▶ **Stored data entries**:
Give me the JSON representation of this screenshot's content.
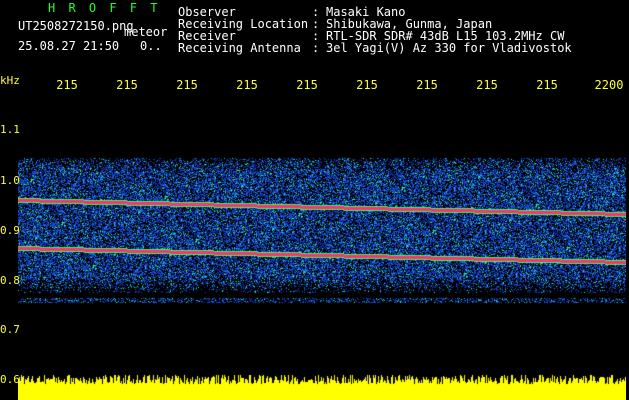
{
  "header": {
    "title": "H R O F F T",
    "filename": "UT2508272150.png",
    "tag": "meteor",
    "datetime": "25.08.27 21:50",
    "count": "0..",
    "fields": [
      {
        "label": "Observer",
        "value": "Masaki Kano"
      },
      {
        "label": "Receiving Location",
        "value": "Shibukawa, Gunma, Japan"
      },
      {
        "label": "Receiver",
        "value": "RTL-SDR SDR# 43dB L15 103.2MHz CW"
      },
      {
        "label": "Receiving Antenna",
        "value": "3el Yagi(V) Az 330 for Vladivostok"
      }
    ]
  },
  "axis": {
    "unit": "kHz",
    "time_ticks": [
      "215",
      "215",
      "215",
      "215",
      "215",
      "215",
      "215",
      "215",
      "215",
      "2200"
    ],
    "freq_ticks": [
      "1.1",
      "1.0",
      "0.9",
      "0.8",
      "0.7",
      "0.6"
    ]
  },
  "colors": {
    "background": "#000000",
    "label": "#ffff30",
    "title": "#22ff22",
    "noise": "#1a2fd0",
    "carrier": "#ff3070",
    "amplitude": "#ffff00"
  }
}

▶ **What you have to do**: Tally the lines in the records above that contain the word "Receiving", and give only that number.

▶ **Output of the task**: 2